Copy each line below without leaving any out.

Listed records =>
- - - -

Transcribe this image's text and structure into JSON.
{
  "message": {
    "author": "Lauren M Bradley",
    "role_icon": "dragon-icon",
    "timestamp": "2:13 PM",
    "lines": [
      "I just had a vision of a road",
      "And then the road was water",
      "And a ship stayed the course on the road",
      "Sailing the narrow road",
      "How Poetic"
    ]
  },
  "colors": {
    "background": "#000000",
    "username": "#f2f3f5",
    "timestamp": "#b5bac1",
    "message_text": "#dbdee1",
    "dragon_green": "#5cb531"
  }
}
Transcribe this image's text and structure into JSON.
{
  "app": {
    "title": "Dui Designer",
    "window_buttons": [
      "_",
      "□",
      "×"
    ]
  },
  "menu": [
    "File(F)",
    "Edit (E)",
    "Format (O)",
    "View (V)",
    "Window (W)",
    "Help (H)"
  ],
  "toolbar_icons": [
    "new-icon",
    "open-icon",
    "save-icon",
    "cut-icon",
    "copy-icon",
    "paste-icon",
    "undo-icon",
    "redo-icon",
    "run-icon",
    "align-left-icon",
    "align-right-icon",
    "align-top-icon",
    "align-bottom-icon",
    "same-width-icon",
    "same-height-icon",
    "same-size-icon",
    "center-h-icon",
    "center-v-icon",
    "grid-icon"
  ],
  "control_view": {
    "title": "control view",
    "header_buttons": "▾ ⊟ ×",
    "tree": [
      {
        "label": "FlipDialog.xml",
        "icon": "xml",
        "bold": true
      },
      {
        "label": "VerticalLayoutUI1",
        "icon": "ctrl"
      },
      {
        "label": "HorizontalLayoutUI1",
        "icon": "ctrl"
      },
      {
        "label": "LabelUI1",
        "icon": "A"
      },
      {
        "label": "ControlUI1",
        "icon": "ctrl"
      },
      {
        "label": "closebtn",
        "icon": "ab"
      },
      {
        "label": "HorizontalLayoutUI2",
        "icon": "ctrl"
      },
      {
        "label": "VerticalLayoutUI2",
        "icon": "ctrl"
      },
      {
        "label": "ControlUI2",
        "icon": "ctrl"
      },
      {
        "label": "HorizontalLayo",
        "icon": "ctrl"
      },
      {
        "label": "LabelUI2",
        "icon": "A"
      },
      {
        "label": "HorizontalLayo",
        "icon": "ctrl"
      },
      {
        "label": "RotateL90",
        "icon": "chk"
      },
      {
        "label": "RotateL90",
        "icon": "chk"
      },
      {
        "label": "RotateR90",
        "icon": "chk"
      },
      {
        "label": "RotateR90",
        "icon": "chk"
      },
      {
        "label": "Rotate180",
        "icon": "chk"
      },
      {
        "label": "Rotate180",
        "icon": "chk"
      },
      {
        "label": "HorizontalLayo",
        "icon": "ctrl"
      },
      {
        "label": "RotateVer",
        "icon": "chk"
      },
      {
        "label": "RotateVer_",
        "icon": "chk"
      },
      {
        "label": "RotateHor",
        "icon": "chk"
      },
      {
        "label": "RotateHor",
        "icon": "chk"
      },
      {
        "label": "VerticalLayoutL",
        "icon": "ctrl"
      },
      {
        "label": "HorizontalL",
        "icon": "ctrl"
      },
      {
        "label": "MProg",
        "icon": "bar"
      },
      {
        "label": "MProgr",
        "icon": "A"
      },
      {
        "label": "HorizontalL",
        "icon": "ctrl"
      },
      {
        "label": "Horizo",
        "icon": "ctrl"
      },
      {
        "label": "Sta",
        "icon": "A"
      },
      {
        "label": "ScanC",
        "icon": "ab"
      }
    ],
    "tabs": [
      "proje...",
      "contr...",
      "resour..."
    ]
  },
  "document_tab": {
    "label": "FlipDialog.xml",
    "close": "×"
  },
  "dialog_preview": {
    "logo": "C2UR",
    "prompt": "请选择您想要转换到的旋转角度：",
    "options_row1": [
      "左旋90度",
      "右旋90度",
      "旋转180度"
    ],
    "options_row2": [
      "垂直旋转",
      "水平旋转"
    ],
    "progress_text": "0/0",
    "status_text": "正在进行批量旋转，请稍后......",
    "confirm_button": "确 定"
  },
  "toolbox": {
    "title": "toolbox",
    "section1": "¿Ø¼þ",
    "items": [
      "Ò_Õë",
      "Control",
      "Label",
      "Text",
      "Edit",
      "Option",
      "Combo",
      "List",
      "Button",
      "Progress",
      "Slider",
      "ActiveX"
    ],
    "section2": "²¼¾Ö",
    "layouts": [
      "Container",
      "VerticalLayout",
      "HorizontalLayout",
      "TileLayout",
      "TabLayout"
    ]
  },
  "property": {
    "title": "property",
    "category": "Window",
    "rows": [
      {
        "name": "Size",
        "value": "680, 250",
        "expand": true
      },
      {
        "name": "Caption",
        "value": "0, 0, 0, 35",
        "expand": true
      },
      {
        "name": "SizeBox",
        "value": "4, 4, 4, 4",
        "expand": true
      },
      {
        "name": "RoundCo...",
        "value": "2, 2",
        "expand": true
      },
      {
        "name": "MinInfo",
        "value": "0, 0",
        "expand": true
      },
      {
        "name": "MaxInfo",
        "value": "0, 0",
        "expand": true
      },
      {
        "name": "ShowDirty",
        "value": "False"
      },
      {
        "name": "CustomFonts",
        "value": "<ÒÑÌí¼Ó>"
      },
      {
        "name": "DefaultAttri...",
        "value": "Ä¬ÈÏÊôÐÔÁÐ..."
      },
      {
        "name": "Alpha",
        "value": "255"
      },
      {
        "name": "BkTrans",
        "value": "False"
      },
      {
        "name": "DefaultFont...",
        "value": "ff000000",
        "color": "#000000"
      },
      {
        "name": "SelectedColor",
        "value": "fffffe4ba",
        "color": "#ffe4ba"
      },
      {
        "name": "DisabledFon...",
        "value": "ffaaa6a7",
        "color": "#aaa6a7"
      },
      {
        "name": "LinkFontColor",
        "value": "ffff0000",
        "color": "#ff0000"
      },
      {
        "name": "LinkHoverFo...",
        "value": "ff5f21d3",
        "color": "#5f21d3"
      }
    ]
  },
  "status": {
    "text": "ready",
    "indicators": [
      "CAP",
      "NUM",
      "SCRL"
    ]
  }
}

- - - -

Result of this task =>
Transcribe this image's text and structure into JSON.
{
  "message": {
    "author": "Lauren M Bradley",
    "role_icon": "dragon-icon",
    "timestamp": "2:13 PM",
    "lines": [
      "I just had a vision of a road",
      "And then the road was water",
      "And a ship stayed the course on the road",
      "Sailing the narrow road",
      "How Poetic"
    ]
  },
  "colors": {
    "background": "#000000",
    "username": "#f2f3f5",
    "timestamp": "#b5bac1",
    "message_text": "#dbdee1",
    "dragon_green": "#5cb531"
  }
}
Transcribe this image's text and structure into JSON.
{
  "app": {
    "title": "Dui Designer",
    "window_buttons": [
      "_",
      "□",
      "×"
    ]
  },
  "menu": [
    "File(F)",
    "Edit (E)",
    "Format (O)",
    "View (V)",
    "Window (W)",
    "Help (H)"
  ],
  "toolbar_icons": [
    "new-icon",
    "open-icon",
    "save-icon",
    "cut-icon",
    "copy-icon",
    "paste-icon",
    "undo-icon",
    "redo-icon",
    "run-icon",
    "align-left-icon",
    "align-right-icon",
    "align-top-icon",
    "align-bottom-icon",
    "same-width-icon",
    "same-height-icon",
    "same-size-icon",
    "center-h-icon",
    "center-v-icon",
    "grid-icon"
  ],
  "control_view": {
    "title": "control view",
    "header_buttons": "▾ ⊟ ×",
    "tree": [
      {
        "label": "FlipDialog.xml",
        "icon": "xml",
        "bold": true
      },
      {
        "label": "VerticalLayoutUI1",
        "icon": "ctrl"
      },
      {
        "label": "HorizontalLayoutUI1",
        "icon": "ctrl"
      },
      {
        "label": "LabelUI1",
        "icon": "A"
      },
      {
        "label": "ControlUI1",
        "icon": "ctrl"
      },
      {
        "label": "closebtn",
        "icon": "ab"
      },
      {
        "label": "HorizontalLayoutUI2",
        "icon": "ctrl"
      },
      {
        "label": "VerticalLayoutUI2",
        "icon": "ctrl"
      },
      {
        "label": "ControlUI2",
        "icon": "ctrl"
      },
      {
        "label": "HorizontalLayo",
        "icon": "ctrl"
      },
      {
        "label": "LabelUI2",
        "icon": "A"
      },
      {
        "label": "HorizontalLayo",
        "icon": "ctrl"
      },
      {
        "label": "RotateL90",
        "icon": "chk"
      },
      {
        "label": "RotateL90",
        "icon": "chk"
      },
      {
        "label": "RotateR90",
        "icon": "chk"
      },
      {
        "label": "RotateR90",
        "icon": "chk"
      },
      {
        "label": "Rotate180",
        "icon": "chk"
      },
      {
        "label": "Rotate180",
        "icon": "chk"
      },
      {
        "label": "HorizontalLayo",
        "icon": "ctrl"
      },
      {
        "label": "RotateVer",
        "icon": "chk"
      },
      {
        "label": "RotateVer_",
        "icon": "chk"
      },
      {
        "label": "RotateHor",
        "icon": "chk"
      },
      {
        "label": "RotateHor",
        "icon": "chk"
      },
      {
        "label": "VerticalLayoutL",
        "icon": "ctrl"
      },
      {
        "label": "HorizontalL",
        "icon": "ctrl"
      },
      {
        "label": "MProg",
        "icon": "bar"
      },
      {
        "label": "MProgr",
        "icon": "A"
      },
      {
        "label": "HorizontalL",
        "icon": "ctrl"
      },
      {
        "label": "Horizo",
        "icon": "ctrl"
      },
      {
        "label": "Sta",
        "icon": "A"
      },
      {
        "label": "ScanC",
        "icon": "ab"
      }
    ],
    "tabs": [
      "proje...",
      "contr...",
      "resour..."
    ]
  },
  "document_tab": {
    "label": "FlipDialog.xml",
    "close": "×"
  },
  "dialog_preview": {
    "logo": "C2UR",
    "prompt": "请选择您想要转换到的旋转角度：",
    "options_row1": [
      "左旋90度",
      "右旋90度",
      "旋转180度"
    ],
    "options_row2": [
      "垂直旋转",
      "水平旋转"
    ],
    "progress_text": "0/0",
    "status_text": "正在进行批量旋转，请稍后......",
    "confirm_button": "确 定"
  },
  "toolbox": {
    "title": "toolbox",
    "section1": "¿Ø¼þ",
    "items": [
      "Ò_Õë",
      "Control",
      "Label",
      "Text",
      "Edit",
      "Option",
      "Combo",
      "List",
      "Button",
      "Progress",
      "Slider",
      "ActiveX"
    ],
    "section2": "²¼¾Ö",
    "layouts": [
      "Container",
      "VerticalLayout",
      "HorizontalLayout",
      "TileLayout",
      "TabLayout"
    ]
  },
  "property": {
    "title": "property",
    "category": "Window",
    "rows": [
      {
        "name": "Size",
        "value": "680, 250",
        "expand": true
      },
      {
        "name": "Caption",
        "value": "0, 0, 0, 35",
        "expand": true
      },
      {
        "name": "SizeBox",
        "value": "4, 4, 4, 4",
        "expand": true
      },
      {
        "name": "RoundCo...",
        "value": "2, 2",
        "expand": true
      },
      {
        "name": "MinInfo",
        "value": "0, 0",
        "expand": true
      },
      {
        "name": "MaxInfo",
        "value": "0, 0",
        "expand": true
      },
      {
        "name": "ShowDirty",
        "value": "False"
      },
      {
        "name": "CustomFonts",
        "value": "<ÒÑÌí¼Ó>"
      },
      {
        "name": "DefaultAttri...",
        "value": "Ä¬ÈÏÊôÐÔÁÐ..."
      },
      {
        "name": "Alpha",
        "value": "255"
      },
      {
        "name": "BkTrans",
        "value": "False"
      },
      {
        "name": "DefaultFont...",
        "value": "ff000000",
        "color": "#000000"
      },
      {
        "name": "SelectedColor",
        "value": "fffffe4ba",
        "color": "#ffe4ba"
      },
      {
        "name": "DisabledFon...",
        "value": "ffaaa6a7",
        "color": "#aaa6a7"
      },
      {
        "name": "LinkFontColor",
        "value": "ffff0000",
        "color": "#ff0000"
      },
      {
        "name": "LinkHoverFo...",
        "value": "ff5f21d3",
        "color": "#5f21d3"
      }
    ]
  },
  "status": {
    "text": "ready",
    "indicators": [
      "CAP",
      "NUM",
      "SCRL"
    ]
  }
}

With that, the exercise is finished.